▶ **THE PROBLEM**
From the rows below, pull out every line that contains the string "Offshore", treating uppercase and lowercase as distinct.

▶ **INPUT ROWS**
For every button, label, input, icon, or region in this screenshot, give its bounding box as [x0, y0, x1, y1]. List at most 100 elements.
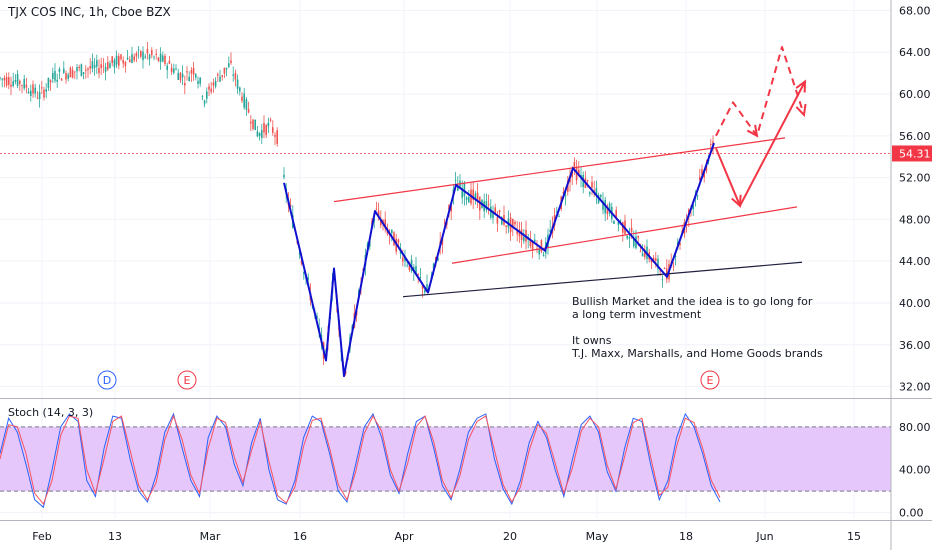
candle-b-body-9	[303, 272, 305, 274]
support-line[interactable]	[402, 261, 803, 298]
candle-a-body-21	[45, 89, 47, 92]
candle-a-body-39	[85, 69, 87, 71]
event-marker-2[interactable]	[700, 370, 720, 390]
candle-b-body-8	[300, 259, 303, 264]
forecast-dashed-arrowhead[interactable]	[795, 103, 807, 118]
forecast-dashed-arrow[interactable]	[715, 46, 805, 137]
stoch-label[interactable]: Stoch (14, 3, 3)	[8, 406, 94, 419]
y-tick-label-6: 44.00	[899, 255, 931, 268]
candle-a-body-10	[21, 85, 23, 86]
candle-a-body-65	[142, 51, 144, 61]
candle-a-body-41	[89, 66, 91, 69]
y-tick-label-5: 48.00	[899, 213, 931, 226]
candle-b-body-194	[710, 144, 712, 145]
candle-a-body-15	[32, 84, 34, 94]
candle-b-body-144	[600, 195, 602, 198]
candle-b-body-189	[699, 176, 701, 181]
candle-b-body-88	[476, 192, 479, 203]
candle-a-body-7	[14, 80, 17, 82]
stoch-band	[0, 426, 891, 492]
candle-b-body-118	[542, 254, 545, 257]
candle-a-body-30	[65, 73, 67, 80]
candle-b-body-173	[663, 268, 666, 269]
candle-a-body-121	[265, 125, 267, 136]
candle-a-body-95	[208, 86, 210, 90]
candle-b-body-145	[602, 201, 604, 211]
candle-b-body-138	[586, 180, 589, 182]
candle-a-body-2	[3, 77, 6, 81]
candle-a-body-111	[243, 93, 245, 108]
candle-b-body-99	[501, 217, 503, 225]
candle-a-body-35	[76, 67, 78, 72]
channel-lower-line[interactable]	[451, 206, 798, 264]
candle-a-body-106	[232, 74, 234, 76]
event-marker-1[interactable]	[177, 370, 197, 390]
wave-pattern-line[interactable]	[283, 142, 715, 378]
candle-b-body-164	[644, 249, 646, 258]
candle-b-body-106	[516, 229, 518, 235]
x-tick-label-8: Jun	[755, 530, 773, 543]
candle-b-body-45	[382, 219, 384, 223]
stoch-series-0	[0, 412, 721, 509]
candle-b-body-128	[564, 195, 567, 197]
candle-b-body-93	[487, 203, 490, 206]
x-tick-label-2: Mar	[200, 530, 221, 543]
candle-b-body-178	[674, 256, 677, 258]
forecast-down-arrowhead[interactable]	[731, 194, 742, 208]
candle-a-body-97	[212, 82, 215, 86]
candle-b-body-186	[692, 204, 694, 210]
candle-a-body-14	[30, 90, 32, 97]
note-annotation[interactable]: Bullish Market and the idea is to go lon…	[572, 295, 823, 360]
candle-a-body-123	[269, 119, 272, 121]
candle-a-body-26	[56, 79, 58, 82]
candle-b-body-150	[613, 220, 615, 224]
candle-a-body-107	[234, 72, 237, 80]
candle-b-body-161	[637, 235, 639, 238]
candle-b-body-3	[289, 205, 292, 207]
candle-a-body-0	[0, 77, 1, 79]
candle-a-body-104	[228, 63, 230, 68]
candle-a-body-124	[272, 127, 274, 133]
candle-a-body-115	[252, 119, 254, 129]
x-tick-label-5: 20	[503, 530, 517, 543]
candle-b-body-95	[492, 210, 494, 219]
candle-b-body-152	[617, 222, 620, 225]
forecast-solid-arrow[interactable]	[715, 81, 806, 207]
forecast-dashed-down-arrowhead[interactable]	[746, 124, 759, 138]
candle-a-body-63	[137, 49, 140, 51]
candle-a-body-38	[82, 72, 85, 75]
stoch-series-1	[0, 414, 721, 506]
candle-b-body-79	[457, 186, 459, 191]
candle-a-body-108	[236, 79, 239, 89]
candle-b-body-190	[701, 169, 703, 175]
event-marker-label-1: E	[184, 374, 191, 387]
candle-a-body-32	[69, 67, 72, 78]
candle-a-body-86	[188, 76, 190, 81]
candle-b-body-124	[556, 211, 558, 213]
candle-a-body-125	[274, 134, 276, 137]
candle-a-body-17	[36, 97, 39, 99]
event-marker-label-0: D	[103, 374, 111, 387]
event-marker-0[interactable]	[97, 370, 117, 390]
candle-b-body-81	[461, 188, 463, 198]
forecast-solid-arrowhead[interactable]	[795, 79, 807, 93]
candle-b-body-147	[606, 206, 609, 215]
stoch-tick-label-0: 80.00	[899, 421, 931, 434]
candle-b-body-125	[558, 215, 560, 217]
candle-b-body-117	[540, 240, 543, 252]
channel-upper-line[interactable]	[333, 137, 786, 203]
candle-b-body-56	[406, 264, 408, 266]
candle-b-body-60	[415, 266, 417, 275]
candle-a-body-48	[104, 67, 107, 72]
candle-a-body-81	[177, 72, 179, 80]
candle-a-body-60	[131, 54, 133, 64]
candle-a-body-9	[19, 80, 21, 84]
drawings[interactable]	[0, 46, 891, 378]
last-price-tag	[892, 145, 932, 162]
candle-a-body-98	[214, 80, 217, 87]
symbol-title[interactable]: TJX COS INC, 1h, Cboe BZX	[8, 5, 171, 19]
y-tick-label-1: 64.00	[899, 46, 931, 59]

...

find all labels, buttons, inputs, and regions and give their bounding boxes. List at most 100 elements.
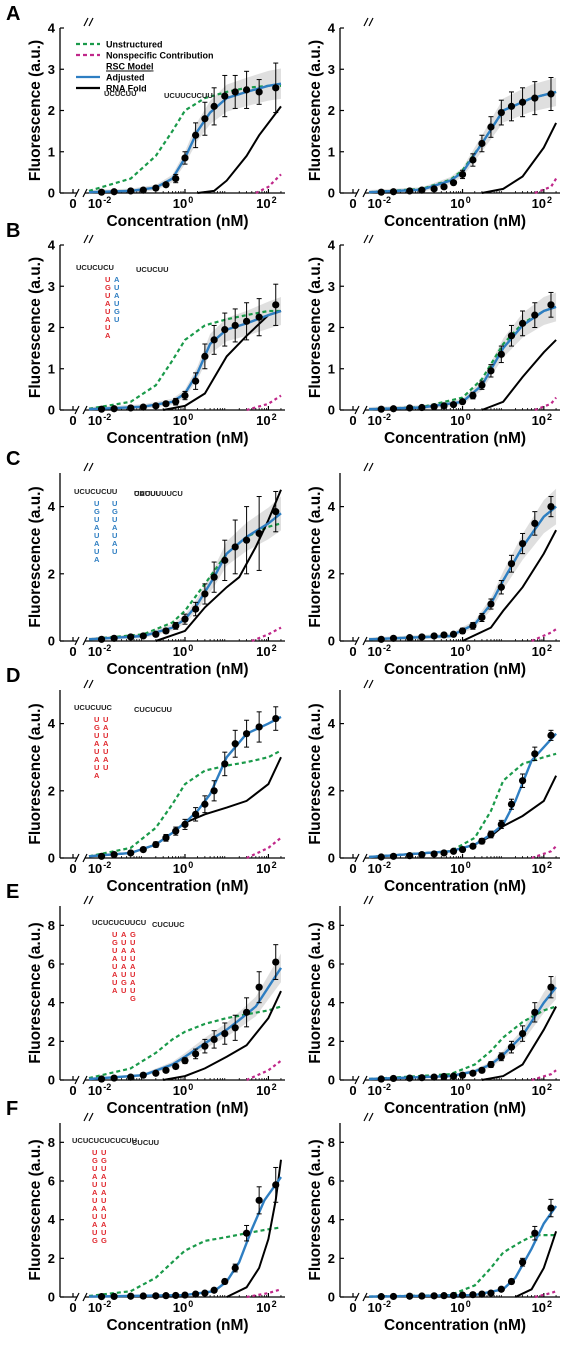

---

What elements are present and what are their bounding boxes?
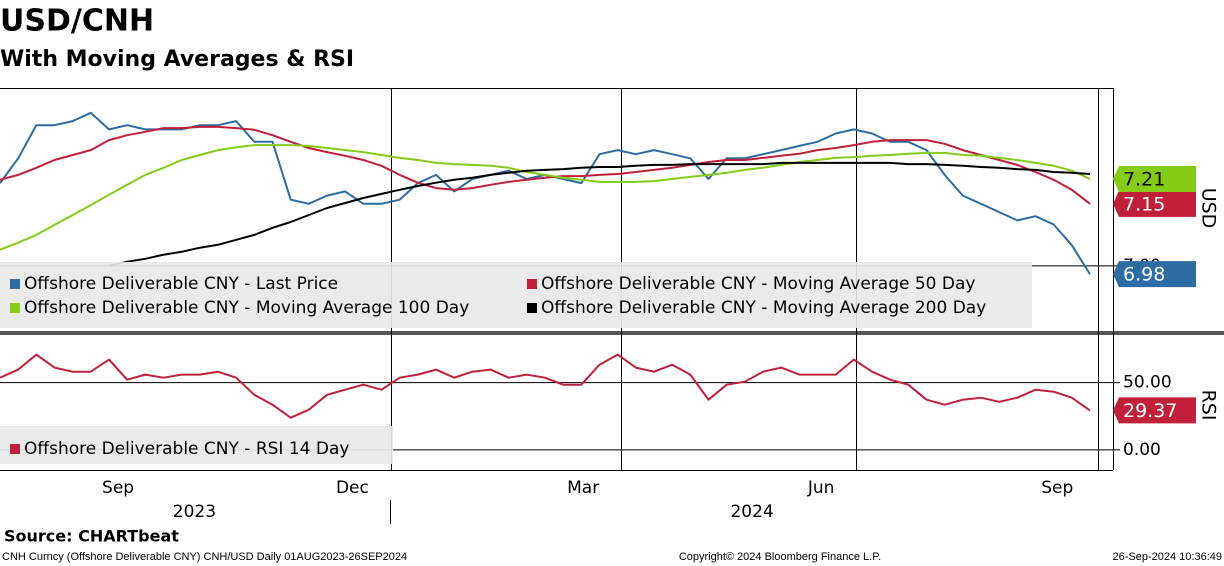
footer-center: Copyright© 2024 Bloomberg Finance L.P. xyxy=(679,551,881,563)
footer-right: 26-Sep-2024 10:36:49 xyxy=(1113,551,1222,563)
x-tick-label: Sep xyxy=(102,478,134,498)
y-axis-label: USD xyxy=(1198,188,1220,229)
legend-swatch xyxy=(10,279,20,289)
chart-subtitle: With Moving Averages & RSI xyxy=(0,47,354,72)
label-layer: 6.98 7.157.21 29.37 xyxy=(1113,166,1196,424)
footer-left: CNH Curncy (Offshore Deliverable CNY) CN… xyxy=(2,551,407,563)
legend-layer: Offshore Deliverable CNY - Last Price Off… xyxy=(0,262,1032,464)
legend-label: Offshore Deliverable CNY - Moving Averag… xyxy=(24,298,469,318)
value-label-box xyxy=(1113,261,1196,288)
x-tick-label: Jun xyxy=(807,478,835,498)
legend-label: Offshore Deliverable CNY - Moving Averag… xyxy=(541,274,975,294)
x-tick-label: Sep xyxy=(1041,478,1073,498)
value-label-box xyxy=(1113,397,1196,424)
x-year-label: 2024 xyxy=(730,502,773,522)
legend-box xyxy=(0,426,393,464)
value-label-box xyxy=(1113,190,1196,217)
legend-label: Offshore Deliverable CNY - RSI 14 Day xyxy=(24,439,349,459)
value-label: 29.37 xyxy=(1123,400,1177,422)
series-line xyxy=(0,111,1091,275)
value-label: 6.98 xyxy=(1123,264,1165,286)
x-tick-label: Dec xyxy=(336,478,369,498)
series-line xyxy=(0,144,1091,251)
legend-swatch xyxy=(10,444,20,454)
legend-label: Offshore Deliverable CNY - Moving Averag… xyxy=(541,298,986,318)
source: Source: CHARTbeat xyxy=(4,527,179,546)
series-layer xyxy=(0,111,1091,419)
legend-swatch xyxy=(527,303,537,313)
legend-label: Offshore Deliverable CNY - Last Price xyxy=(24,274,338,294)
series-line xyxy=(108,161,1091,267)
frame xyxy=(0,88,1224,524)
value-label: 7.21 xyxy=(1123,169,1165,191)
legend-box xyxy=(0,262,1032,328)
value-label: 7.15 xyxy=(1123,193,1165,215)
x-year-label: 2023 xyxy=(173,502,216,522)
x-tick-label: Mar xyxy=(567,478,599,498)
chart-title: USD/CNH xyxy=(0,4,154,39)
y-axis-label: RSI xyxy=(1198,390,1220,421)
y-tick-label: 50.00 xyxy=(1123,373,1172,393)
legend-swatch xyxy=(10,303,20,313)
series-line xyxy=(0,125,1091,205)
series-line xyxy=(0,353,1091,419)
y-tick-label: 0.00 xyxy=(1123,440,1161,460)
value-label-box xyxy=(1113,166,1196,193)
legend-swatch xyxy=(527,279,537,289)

▶ **COMPLETE ANSWER**
footer-left: CNH Curncy (Offshore Deliverable CNY) CN… xyxy=(2,551,407,563)
legend-layer: Offshore Deliverable CNY - Last Price Off… xyxy=(0,262,1032,464)
legend-label: Offshore Deliverable CNY - Moving Averag… xyxy=(24,298,469,318)
legend-label: Offshore Deliverable CNY - Moving Averag… xyxy=(541,274,975,294)
legend-label: Offshore Deliverable CNY - RSI 14 Day xyxy=(24,439,349,459)
legend-label: Offshore Deliverable CNY - Moving Averag… xyxy=(541,298,986,318)
legend-label: Offshore Deliverable CNY - Last Price xyxy=(24,274,338,294)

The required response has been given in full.